▸ **The request**: Write out each record below exactly as it appears, with no pictures.

▸ **Records**:
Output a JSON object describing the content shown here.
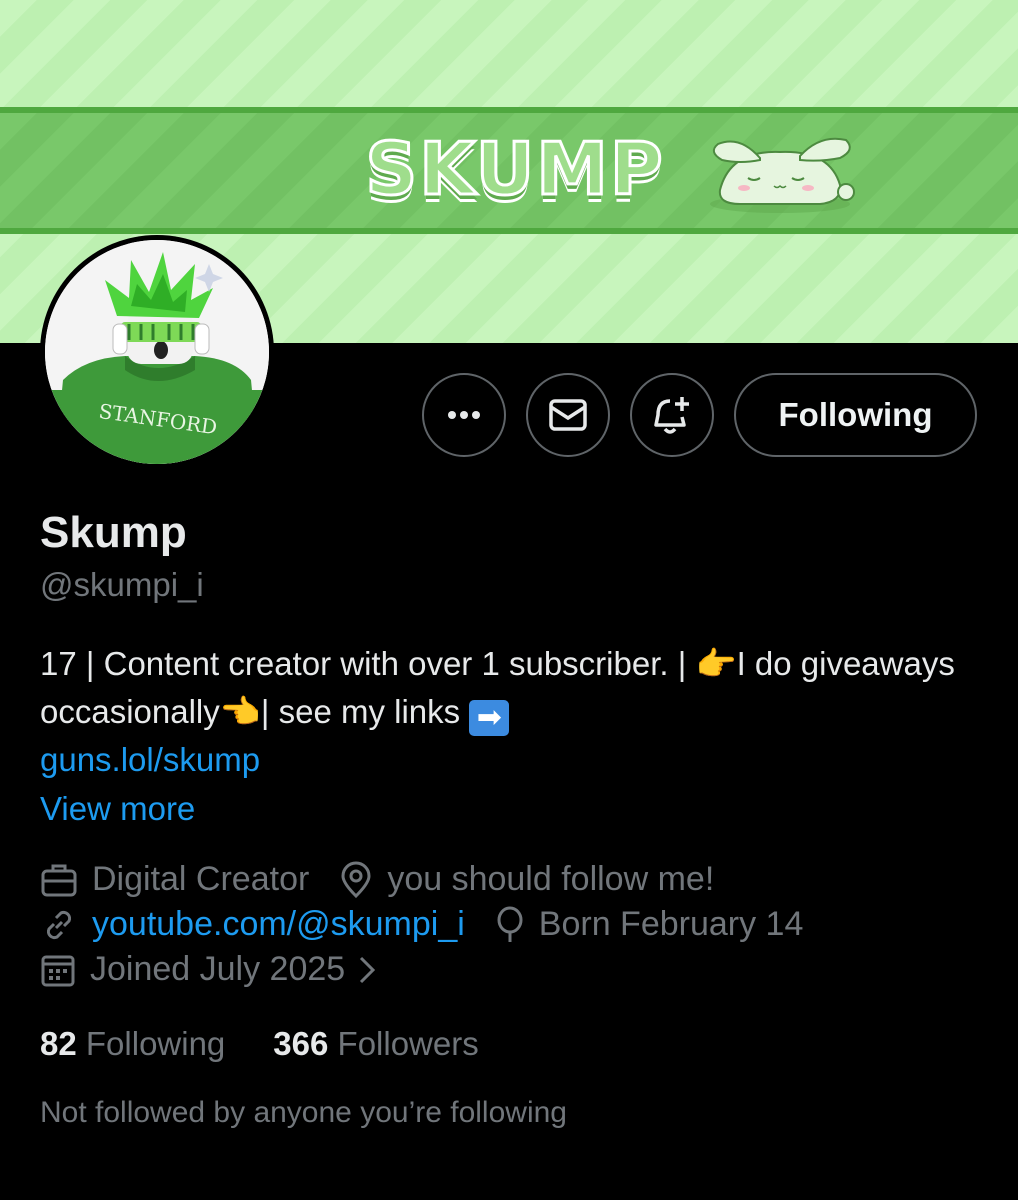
{
  "banner": {
    "title": "SKUMP"
  },
  "actions": {
    "more_label": "More",
    "message_label": "Message",
    "notify_label": "Notifications",
    "following_label": "Following"
  },
  "profile": {
    "name": "Skump",
    "handle": "@skumpi_i",
    "bio_part1": "17 | Content creator with over 1 subscriber. | ",
    "bio_emoji_left": "👉",
    "bio_part2": "I do giveaways occasionally",
    "bio_emoji_right": "👈",
    "bio_part3": "| see my links ",
    "bio_arrow": "➡",
    "bio_link": "guns.lol/skump",
    "view_more": "View more"
  },
  "meta": {
    "category": "Digital Creator",
    "location": "you should follow me!",
    "website": "youtube.com/@skumpi_i",
    "birthday": "Born February 14",
    "joined": "Joined July 2025"
  },
  "stats": {
    "following_count": "82",
    "following_label": "Following",
    "followers_count": "366",
    "followers_label": "Followers"
  },
  "social_context": "Not followed by anyone you’re following",
  "colors": {
    "accent": "#1d9bf0",
    "banner_light": "#c8f5bd",
    "banner_strip": "#79c86a",
    "muted": "#71767b"
  },
  "icons": [
    "more-icon",
    "mail-icon",
    "bell-plus-icon",
    "briefcase-icon",
    "location-pin-icon",
    "link-icon",
    "balloon-icon",
    "calendar-icon",
    "chevron-right-icon"
  ]
}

▸ **Response**:
Output a JSON object describing the content shown here.
{
  "banner": {
    "title": "SKUMP"
  },
  "actions": {
    "more_label": "More",
    "message_label": "Message",
    "notify_label": "Notifications",
    "following_label": "Following"
  },
  "profile": {
    "name": "Skump",
    "handle": "@skumpi_i",
    "bio_part1": "17 | Content creator with over 1 subscriber. | ",
    "bio_emoji_left": "👉",
    "bio_part2": "I do giveaways occasionally",
    "bio_emoji_right": "👈",
    "bio_part3": "| see my links ",
    "bio_arrow": "➡",
    "bio_link": "guns.lol/skump",
    "view_more": "View more"
  },
  "meta": {
    "category": "Digital Creator",
    "location": "you should follow me!",
    "website": "youtube.com/@skumpi_i",
    "birthday": "Born February 14",
    "joined": "Joined July 2025"
  },
  "stats": {
    "following_count": "82",
    "following_label": "Following",
    "followers_count": "366",
    "followers_label": "Followers"
  },
  "social_context": "Not followed by anyone you’re following",
  "colors": {
    "accent": "#1d9bf0",
    "banner_light": "#c8f5bd",
    "banner_strip": "#79c86a",
    "muted": "#71767b"
  },
  "icons": [
    "more-icon",
    "mail-icon",
    "bell-plus-icon",
    "briefcase-icon",
    "location-pin-icon",
    "link-icon",
    "balloon-icon",
    "calendar-icon",
    "chevron-right-icon"
  ]
}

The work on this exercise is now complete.